* **Job**: Pull out every line with the word "text" from the entries below.
——
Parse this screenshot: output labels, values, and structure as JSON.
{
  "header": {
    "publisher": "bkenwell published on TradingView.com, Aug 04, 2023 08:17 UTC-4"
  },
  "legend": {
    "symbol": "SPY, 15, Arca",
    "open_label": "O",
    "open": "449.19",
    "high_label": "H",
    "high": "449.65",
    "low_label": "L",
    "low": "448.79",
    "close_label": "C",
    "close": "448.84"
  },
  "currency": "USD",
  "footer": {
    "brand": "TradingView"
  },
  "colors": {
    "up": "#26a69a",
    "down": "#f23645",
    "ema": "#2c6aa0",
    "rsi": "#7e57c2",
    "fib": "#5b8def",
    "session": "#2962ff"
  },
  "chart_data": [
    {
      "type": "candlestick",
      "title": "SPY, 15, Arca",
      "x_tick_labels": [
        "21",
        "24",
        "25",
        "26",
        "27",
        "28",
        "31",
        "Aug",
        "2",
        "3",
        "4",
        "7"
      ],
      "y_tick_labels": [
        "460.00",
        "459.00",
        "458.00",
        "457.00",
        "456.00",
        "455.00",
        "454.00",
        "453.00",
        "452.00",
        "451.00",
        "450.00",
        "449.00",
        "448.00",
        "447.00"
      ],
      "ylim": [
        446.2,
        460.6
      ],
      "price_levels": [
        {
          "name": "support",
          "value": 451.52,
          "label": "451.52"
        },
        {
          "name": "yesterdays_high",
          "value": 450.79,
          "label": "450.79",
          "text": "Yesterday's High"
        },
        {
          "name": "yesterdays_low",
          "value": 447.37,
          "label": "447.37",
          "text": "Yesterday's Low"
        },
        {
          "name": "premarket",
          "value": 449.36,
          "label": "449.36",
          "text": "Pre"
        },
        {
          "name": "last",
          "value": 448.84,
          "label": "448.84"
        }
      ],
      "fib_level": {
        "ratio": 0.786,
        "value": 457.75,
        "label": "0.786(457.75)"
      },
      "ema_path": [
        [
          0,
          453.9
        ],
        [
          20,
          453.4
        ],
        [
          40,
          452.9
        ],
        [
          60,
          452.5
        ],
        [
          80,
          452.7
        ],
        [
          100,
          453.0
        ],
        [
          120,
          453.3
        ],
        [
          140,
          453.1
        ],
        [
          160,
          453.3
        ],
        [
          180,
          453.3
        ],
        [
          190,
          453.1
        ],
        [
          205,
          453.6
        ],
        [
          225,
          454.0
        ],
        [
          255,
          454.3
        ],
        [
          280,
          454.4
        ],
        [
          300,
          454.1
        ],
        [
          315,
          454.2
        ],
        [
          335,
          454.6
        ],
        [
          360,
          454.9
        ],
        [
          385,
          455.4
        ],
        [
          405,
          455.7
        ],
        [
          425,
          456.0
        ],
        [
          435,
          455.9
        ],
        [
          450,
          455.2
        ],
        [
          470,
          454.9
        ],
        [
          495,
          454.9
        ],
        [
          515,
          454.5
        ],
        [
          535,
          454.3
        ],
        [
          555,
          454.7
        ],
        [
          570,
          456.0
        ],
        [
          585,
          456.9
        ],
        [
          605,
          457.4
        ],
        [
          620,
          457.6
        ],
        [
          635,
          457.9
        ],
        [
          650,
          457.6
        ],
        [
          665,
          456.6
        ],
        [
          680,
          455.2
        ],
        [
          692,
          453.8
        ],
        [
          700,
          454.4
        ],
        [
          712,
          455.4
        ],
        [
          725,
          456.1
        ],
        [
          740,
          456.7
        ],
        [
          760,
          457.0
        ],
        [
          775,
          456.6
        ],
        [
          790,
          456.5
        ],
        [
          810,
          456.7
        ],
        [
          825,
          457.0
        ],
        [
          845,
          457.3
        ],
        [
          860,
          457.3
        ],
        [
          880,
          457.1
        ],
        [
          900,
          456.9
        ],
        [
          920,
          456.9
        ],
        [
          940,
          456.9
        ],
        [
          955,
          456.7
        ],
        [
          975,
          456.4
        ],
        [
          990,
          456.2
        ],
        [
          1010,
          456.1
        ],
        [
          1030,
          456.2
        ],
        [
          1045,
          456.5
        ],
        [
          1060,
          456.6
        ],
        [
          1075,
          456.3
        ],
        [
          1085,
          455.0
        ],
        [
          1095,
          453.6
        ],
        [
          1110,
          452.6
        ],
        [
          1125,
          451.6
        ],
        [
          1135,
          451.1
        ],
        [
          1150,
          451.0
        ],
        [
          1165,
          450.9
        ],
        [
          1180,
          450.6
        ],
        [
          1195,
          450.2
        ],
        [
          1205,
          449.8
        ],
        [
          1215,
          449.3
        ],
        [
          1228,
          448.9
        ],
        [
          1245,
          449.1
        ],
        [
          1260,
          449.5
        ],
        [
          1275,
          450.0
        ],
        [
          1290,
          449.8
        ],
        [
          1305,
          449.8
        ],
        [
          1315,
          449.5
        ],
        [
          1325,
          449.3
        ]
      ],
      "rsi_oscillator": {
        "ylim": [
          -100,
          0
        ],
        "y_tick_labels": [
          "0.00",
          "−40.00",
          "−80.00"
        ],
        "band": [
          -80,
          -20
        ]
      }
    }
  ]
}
——
* **Exercise response**:
          "text": "Yesterday's High"
          "text": "Yesterday's Low"
          "text": "Pre"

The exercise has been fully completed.